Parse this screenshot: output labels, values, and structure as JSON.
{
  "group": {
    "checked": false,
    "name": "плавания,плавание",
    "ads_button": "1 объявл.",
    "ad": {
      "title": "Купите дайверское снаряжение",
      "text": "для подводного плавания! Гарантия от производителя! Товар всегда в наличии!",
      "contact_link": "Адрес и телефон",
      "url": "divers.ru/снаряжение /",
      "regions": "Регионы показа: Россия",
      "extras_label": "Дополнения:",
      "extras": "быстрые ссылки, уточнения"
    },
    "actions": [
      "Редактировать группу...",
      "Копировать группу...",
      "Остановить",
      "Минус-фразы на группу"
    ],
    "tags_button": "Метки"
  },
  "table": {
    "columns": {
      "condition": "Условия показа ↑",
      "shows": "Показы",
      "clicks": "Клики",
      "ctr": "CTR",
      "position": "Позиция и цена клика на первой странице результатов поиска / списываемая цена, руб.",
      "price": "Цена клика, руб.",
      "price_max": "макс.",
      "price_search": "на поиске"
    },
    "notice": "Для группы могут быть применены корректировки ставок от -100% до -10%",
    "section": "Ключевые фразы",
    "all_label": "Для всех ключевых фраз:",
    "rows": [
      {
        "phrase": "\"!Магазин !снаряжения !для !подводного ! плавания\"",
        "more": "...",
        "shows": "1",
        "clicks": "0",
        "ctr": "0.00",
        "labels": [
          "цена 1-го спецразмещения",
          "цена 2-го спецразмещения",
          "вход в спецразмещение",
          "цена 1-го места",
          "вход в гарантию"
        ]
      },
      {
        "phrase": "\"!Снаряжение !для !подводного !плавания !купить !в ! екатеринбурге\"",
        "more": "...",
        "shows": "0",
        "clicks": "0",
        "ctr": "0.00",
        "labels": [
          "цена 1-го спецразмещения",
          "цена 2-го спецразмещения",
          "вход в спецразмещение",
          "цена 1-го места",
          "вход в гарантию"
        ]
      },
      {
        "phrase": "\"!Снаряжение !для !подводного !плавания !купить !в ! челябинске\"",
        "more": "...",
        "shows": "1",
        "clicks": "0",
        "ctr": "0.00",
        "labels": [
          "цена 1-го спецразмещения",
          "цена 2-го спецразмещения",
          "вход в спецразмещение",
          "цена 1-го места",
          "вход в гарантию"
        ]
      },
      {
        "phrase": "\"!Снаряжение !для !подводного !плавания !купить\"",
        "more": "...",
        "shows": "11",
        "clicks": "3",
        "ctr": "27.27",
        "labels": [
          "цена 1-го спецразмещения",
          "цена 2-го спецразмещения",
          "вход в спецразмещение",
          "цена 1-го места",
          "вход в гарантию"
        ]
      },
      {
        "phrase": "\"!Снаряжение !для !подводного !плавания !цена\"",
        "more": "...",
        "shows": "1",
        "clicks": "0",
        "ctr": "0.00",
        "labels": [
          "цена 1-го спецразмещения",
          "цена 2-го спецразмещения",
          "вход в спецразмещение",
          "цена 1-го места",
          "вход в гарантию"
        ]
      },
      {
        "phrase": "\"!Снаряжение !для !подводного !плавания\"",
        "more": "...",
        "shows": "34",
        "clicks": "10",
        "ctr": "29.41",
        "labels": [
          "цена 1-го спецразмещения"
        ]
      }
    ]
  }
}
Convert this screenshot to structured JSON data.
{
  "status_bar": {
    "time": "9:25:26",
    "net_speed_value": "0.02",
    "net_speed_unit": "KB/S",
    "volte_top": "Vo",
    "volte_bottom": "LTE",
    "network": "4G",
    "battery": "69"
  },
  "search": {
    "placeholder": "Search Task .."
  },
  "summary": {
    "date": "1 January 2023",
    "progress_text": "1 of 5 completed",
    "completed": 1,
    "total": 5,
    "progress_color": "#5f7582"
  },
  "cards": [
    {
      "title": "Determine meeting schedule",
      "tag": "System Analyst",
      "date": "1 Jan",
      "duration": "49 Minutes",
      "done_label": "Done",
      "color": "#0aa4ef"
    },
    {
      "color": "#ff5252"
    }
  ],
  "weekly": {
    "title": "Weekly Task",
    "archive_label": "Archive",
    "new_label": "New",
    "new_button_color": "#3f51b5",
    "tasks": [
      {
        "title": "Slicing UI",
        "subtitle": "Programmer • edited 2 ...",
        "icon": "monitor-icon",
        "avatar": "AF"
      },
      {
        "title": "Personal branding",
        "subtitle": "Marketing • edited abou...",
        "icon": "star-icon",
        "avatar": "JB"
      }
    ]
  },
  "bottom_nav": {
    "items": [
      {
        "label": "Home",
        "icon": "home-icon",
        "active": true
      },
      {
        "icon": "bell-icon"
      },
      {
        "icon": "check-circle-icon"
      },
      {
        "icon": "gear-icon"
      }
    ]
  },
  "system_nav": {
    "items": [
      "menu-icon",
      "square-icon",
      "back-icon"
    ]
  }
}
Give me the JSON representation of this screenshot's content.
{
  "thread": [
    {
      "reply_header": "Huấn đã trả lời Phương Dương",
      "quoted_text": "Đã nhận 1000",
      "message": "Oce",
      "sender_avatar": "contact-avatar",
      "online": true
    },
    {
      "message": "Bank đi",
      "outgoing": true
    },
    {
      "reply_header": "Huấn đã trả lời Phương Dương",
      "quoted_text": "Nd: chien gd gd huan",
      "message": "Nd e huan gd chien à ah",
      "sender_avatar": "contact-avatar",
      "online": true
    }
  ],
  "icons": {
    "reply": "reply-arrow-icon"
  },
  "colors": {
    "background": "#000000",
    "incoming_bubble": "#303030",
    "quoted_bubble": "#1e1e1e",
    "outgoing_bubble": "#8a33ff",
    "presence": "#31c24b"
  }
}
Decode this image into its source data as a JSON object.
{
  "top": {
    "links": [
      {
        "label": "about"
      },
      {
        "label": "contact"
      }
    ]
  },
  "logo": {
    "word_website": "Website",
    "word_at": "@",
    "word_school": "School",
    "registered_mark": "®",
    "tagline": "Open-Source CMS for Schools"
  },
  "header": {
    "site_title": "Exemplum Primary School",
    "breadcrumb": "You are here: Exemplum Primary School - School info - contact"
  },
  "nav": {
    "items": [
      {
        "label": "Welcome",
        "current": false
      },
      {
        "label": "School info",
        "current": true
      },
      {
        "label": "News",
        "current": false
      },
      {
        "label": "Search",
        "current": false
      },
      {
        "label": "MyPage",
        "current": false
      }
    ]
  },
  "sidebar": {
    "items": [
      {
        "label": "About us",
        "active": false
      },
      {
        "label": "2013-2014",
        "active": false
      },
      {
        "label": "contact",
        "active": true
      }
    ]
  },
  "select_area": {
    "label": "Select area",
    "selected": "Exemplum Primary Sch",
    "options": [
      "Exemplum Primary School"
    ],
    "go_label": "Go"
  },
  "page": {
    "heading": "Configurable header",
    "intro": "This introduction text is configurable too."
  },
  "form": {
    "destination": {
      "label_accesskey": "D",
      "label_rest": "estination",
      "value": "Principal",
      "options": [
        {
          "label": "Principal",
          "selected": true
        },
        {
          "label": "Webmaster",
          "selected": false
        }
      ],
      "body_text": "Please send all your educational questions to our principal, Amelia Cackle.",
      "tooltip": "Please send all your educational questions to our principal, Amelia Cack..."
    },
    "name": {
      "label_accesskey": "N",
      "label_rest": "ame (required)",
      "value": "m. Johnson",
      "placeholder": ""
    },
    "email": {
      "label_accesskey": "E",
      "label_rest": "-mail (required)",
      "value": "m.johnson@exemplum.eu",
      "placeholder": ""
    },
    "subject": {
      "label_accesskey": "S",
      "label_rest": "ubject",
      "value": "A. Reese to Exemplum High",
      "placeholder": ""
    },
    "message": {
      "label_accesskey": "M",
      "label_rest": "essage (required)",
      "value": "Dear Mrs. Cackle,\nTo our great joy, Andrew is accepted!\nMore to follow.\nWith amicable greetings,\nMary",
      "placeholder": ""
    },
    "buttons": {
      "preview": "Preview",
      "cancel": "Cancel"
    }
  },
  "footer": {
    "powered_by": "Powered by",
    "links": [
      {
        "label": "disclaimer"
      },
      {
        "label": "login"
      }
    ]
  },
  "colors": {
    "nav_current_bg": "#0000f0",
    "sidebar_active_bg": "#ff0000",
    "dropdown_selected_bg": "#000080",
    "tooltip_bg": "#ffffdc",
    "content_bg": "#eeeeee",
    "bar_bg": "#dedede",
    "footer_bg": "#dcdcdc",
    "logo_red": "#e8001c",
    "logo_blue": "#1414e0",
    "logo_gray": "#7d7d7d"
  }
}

## Goal of the exercise
Find all lines holding the string "completed" and copy them.

## Solution to the exercise
    "progress_text": "1 of 5 completed",
    "completed": 1,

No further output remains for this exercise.